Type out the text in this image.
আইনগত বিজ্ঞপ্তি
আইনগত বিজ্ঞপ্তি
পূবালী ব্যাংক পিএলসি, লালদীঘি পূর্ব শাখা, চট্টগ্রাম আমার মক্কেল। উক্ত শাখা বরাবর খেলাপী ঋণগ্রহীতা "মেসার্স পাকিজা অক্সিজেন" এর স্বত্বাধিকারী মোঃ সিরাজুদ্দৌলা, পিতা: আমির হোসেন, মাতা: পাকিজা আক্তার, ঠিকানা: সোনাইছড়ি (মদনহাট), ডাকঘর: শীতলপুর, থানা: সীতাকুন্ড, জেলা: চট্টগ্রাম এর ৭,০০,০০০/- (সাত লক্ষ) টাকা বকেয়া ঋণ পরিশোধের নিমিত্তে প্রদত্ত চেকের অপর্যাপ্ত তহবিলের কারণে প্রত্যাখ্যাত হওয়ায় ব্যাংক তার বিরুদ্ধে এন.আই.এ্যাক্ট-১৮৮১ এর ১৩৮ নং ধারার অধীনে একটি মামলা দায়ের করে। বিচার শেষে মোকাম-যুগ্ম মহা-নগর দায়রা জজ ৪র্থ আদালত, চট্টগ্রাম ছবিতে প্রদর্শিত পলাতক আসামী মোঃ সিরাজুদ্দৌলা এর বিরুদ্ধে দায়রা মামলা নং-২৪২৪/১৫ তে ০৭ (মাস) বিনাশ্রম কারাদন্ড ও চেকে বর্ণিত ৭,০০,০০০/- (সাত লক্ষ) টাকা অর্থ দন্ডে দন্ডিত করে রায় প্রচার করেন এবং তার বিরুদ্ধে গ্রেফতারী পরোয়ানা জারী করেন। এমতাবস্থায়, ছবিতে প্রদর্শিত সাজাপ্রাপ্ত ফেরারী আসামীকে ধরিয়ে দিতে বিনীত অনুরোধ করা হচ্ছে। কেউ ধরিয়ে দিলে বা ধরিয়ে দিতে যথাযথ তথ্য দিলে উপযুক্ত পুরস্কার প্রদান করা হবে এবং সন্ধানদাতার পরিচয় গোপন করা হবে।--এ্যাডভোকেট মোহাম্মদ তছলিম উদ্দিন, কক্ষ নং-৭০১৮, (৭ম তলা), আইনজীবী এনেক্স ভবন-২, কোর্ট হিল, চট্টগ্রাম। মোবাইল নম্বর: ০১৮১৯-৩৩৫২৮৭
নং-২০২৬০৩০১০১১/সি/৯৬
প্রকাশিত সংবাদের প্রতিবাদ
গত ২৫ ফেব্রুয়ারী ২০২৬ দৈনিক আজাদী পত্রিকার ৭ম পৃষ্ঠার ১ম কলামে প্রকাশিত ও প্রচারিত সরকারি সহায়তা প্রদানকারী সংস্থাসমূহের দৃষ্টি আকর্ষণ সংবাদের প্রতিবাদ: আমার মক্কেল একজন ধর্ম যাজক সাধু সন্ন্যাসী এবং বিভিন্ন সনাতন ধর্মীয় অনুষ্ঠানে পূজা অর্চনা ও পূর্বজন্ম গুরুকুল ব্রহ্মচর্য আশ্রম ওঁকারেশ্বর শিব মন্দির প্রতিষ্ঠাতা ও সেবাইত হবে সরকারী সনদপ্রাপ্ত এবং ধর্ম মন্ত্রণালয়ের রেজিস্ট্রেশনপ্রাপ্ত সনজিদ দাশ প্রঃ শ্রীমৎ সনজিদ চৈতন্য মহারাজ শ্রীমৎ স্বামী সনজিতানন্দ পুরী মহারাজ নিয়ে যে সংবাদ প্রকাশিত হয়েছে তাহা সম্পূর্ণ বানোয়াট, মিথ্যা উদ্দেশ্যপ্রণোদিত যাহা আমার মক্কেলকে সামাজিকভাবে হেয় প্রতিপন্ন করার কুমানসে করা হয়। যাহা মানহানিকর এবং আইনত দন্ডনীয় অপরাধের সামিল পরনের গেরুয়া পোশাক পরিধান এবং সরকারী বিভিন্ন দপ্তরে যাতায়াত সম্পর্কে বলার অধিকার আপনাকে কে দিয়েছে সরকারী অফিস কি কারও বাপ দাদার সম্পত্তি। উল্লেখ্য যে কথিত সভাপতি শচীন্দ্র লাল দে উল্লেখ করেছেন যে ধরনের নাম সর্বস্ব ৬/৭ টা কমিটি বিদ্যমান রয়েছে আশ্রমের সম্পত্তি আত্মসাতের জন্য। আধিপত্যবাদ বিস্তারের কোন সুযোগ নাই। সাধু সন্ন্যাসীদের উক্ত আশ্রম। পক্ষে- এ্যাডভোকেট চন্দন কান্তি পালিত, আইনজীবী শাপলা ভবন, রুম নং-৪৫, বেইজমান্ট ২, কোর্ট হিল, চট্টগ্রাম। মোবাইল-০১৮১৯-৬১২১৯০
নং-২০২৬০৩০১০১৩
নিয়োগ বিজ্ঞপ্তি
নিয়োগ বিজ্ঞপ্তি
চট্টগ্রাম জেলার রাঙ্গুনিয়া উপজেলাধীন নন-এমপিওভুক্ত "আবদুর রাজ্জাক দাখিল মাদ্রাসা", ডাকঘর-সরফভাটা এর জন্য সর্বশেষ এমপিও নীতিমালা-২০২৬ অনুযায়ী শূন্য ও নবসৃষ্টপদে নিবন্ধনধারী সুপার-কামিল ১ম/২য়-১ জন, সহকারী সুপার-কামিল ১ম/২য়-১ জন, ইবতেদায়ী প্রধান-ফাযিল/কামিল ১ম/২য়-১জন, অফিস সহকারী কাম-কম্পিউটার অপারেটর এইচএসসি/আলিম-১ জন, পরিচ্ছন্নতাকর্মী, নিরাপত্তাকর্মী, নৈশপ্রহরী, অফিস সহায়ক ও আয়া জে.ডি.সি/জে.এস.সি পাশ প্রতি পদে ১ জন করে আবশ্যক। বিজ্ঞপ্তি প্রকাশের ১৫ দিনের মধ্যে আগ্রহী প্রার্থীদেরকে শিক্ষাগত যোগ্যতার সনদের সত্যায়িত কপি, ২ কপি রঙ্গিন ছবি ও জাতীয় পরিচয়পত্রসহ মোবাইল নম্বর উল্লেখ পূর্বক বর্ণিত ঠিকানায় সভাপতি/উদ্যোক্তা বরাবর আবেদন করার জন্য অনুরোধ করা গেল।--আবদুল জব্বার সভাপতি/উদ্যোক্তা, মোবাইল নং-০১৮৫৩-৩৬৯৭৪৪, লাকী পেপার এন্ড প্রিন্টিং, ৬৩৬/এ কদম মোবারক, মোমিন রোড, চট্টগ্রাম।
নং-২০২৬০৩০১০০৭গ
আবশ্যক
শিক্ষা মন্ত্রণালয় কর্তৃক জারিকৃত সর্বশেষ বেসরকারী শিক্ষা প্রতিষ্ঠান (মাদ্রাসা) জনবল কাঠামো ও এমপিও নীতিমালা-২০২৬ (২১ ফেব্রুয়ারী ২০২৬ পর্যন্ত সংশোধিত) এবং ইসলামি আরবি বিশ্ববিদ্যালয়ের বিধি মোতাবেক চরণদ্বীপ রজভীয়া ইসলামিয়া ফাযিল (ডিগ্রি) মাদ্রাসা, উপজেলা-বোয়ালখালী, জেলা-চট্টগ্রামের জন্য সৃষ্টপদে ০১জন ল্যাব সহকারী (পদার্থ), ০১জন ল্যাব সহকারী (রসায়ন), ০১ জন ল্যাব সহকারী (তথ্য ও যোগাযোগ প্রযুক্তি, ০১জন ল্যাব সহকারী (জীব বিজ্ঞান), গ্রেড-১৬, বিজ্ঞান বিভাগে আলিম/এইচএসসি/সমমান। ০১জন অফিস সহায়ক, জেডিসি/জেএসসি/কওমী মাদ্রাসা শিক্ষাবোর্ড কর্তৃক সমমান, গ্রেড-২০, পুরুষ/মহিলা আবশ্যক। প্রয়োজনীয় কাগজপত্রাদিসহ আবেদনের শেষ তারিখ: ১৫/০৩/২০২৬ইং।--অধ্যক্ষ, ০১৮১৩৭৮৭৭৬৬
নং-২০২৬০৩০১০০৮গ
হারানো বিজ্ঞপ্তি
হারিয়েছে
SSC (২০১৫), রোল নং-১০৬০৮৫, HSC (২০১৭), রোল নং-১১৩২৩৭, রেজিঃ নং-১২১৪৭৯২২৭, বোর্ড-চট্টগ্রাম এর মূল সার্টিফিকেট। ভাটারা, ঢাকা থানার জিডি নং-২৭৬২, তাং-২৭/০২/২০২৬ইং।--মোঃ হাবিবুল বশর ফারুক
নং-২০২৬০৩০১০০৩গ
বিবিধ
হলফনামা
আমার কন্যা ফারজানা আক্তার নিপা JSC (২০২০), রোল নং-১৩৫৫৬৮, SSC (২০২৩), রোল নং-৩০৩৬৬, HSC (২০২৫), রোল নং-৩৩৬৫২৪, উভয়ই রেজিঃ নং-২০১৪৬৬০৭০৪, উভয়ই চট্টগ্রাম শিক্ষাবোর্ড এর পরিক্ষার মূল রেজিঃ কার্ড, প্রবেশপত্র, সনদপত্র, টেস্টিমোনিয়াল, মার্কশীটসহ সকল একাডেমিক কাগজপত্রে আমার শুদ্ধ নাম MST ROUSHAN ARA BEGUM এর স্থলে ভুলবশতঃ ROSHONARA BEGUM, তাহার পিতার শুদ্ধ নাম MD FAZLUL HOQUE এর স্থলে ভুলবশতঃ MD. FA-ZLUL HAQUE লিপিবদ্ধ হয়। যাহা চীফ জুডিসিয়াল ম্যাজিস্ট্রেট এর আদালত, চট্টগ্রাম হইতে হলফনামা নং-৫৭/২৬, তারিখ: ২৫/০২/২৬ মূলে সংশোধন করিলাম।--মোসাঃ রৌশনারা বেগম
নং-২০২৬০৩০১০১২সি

▸ Task
Copy all the lines above that hold the string "হলফন".

▸ Exercise output
হলফনামা
আমার কন্যা ফারজানা আক্তার নিপা JSC (২০২০), রোল নং-১৩৫৫৬৮, SSC (২০২৩), রোল নং-৩০৩৬৬, HSC (২০২৫), রোল নং-৩৩৬৫২৪, উভয়ই রেজিঃ নং-২০১৪৬৬০৭০৪, উভয়ই চট্টগ্রাম শিক্ষাবোর্ড এর পরিক্ষার মূল রেজিঃ কার্ড, প্রবেশপত্র, সনদপত্র, টেস্টিমোনিয়াল, মার্কশীটসহ সকল একাডেমিক কাগজপত্রে আমার শুদ্ধ নাম MST ROUSHAN ARA BEGUM এর স্থলে ভুলবশতঃ ROSHONARA BEGUM, তাহার পিতার শুদ্ধ নাম MD FAZLUL HOQUE এর স্থলে ভুলবশতঃ MD. FA-ZLUL HAQUE লিপিবদ্ধ হয়। যাহা চীফ জুডিসিয়াল ম্যাজিস্ট্রেট এর আদালত, চট্টগ্রাম হইতে হলফনামা নং-৫৭/২৬, তারিখ: ২৫/০২/২৬ মূলে সংশোধন করিলাম।--মোসাঃ রৌশনারা বেগম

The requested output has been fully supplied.